## [Job]
Would you write out the entries below, every one of them, exactly?

## [Records supplied]
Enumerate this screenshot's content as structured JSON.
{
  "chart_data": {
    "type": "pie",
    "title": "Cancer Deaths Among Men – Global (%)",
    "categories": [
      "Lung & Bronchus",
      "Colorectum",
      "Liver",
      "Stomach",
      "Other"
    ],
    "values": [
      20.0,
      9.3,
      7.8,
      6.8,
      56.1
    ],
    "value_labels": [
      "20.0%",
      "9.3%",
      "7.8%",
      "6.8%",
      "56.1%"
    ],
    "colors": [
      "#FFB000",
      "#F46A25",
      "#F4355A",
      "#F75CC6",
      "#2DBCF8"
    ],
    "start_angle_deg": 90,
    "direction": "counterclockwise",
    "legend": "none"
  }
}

## [Complete output]
Enumerate this screenshot's content as structured JSON.
{
  "chart_data": {
    "type": "pie",
    "title": "Cancer Deaths Among Men – Global (%)",
    "categories": [
      "Lung & Bronchus",
      "Colorectum",
      "Liver",
      "Stomach",
      "Other"
    ],
    "values": [
      20.0,
      9.3,
      7.8,
      6.8,
      56.1
    ],
    "value_labels": [
      "20.0%",
      "9.3%",
      "7.8%",
      "6.8%",
      "56.1%"
    ],
    "colors": [
      "#FFB000",
      "#F46A25",
      "#F4355A",
      "#F75CC6",
      "#2DBCF8"
    ],
    "start_angle_deg": 90,
    "direction": "counterclockwise",
    "legend": "none"
  }
}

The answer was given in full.